* YOUR INSTRUCTIONS
Switch every "Bairoil Complex" to "Bairoil Field" in the Memorial Production Partners article, starting at the words "A closer look" and stopping after "next 39 years.". Give that passage with the change made.

* SELECTED TEXT
===============
Photo credit: Flickr/Robert Ashworth.

Memorial Production Partners (NASDAQ: MEMP) announced earlier today that it was spending $935 million to buy oil producing properties in Wyoming. What's unique about these properties is that it's an established enhanced oil recovery field that uses carbon dioxide to unlock additional quantities of oil. It's really the perfect type of asset for an MLP like Memorial Production Partners to acquire.

Carbon dioxide is a big dividend fuel
We've seen a flurry of deals over the past year involving oil and gas MLPs acquiring enhanced oil recovery properties that use carbon dioxide flooding. BreitBurn Energy Partners (BBEPQ) spent roughly $900 million to buy a field in Oklahoma last year, while Legacy Reserves (LGCY) spent just over $100 million to buy two oil fields, including a carbon dioxide flood project in New Mexico. The reason these assets are so popular with oil and gas MLPs is the low-decline nature of these projects.

In Memorial Production Partners' acquisition it's buying a field with a decline rate of just 5%. That's an exceptionally low decline rate these days when we're seeing shale oil wells decline as much as 90% after the first year. That makes it tough to grow production, let alone simply maintain it, which is always a big problem for oil and gas MLPs. 

Because of that low decline rate, these fields provide a nice base of production. Further, it saves companies like BreitBurn Energy Partners and Legacy Reserves from needing to spend a lot of money to maintain production. This is important, because the less money spent to maintain production, the more cash flow these companies have left over to pay an increasing distribution.

A closer look at what Memorial Production Partners is buying
The Bairoil Complex in Wyoming that Memorial Production Partners is buying has a long history of oil production. The field was discovered in the early 1900s and has been carbon flooded since the late 1980s to recover oil that didn't come out during the primary and secondary recovery phases. Despite a century of oil production, there's still plenty of oil left, as proven reserves are estimated to be 83 million barrels of oil equivalent. Given the current production pace, the company should continue to produce oil out of the field for the next 39 years.
===============
* GIVEN INFORMATION
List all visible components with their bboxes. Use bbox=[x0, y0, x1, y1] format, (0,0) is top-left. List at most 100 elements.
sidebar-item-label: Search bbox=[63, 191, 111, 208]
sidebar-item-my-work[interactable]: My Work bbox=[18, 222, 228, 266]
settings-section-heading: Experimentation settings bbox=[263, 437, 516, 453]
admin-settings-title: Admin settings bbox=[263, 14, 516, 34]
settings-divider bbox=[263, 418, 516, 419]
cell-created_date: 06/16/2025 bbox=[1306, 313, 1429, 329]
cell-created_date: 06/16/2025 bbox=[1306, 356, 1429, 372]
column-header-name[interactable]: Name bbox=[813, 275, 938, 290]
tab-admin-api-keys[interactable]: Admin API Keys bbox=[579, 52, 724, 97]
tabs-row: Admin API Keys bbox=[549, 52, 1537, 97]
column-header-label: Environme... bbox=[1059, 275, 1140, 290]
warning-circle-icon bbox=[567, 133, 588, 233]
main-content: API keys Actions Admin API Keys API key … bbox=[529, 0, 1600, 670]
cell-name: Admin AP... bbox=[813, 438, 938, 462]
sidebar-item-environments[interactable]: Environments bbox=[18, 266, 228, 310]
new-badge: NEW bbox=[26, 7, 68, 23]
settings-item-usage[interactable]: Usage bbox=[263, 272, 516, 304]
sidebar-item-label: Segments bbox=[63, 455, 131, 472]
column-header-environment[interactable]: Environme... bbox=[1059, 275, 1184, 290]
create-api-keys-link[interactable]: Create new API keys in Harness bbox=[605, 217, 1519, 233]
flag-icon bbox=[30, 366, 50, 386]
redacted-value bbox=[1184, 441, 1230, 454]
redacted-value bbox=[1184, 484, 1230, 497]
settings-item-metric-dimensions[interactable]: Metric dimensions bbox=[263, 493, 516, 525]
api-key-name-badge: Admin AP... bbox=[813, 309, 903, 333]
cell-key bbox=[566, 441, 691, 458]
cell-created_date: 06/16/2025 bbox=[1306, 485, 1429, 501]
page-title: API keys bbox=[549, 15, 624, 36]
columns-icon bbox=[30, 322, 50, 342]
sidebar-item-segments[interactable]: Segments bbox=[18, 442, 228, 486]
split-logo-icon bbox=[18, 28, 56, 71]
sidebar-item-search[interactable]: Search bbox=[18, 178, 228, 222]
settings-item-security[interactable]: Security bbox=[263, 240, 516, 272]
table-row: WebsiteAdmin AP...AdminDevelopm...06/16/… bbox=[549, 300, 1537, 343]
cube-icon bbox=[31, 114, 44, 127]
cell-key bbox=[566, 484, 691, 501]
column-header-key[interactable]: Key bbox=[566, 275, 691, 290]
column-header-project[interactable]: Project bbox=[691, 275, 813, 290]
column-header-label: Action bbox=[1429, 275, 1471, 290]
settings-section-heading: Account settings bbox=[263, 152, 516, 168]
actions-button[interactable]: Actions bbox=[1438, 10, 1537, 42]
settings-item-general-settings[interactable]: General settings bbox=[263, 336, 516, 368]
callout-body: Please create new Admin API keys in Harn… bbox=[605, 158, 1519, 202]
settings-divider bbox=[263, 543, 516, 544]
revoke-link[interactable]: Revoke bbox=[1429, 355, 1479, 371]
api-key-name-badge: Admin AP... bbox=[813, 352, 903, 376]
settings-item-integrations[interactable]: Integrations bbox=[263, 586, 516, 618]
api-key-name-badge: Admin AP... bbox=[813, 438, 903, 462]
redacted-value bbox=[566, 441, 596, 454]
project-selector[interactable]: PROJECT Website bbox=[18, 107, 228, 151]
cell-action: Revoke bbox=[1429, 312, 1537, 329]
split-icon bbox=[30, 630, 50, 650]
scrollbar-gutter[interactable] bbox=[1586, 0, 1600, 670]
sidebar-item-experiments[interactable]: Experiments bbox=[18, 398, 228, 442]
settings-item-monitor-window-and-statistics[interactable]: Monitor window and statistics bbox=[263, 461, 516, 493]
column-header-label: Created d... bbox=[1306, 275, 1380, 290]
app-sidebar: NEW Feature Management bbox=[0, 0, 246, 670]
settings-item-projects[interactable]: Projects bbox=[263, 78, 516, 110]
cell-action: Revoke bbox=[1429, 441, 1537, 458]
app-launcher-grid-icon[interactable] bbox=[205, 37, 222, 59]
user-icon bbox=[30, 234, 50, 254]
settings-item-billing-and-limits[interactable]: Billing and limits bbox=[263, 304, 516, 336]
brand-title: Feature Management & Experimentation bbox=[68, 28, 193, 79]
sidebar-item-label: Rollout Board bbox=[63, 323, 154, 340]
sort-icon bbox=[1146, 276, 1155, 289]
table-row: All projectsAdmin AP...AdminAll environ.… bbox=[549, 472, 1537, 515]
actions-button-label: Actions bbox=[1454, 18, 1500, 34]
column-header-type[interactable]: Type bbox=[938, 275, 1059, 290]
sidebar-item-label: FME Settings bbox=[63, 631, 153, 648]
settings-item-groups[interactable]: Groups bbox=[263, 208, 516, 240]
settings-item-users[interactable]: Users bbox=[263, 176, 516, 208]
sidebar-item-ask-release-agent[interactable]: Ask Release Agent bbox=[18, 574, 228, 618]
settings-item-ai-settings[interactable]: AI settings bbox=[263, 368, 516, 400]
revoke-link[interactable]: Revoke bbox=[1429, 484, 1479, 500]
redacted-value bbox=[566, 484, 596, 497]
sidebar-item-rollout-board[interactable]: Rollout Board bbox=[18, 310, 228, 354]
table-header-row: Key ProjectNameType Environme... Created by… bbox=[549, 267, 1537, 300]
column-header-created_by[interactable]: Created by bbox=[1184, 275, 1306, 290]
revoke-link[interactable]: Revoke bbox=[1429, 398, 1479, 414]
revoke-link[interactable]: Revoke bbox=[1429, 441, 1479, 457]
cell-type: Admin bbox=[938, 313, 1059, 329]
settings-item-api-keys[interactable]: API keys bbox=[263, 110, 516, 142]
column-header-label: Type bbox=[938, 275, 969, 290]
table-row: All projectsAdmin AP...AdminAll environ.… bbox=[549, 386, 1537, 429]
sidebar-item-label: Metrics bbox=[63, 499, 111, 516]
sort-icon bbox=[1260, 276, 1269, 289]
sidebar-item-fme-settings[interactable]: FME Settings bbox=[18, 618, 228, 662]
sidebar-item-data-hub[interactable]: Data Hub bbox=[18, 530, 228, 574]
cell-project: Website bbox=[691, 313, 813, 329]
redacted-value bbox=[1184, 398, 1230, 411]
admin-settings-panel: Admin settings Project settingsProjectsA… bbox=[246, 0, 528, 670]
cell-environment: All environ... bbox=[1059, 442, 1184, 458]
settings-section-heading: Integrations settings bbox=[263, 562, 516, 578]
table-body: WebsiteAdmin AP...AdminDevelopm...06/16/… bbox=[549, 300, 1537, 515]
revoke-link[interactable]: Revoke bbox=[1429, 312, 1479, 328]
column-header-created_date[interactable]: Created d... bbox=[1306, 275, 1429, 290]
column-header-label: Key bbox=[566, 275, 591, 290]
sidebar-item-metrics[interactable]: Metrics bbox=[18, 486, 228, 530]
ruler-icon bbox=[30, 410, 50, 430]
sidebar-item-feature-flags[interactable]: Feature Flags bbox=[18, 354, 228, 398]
===============
* RESPONSE TO THIS TASK
A closer look at what Memorial Production Partners is buying
The Bairoil Field in Wyoming that Memorial Production Partners is buying has a long history of oil production. The field was discovered in the early 1900s and has been carbon flooded since the late 1980s to recover oil that didn't come out during the primary and secondary recovery phases. Despite a century of oil production, there's still plenty of oil left, as proven reserves are estimated to be 83 million barrels of oil equivalent. Given the current production pace, the company should continue to produce oil out of the field for the next 39 years.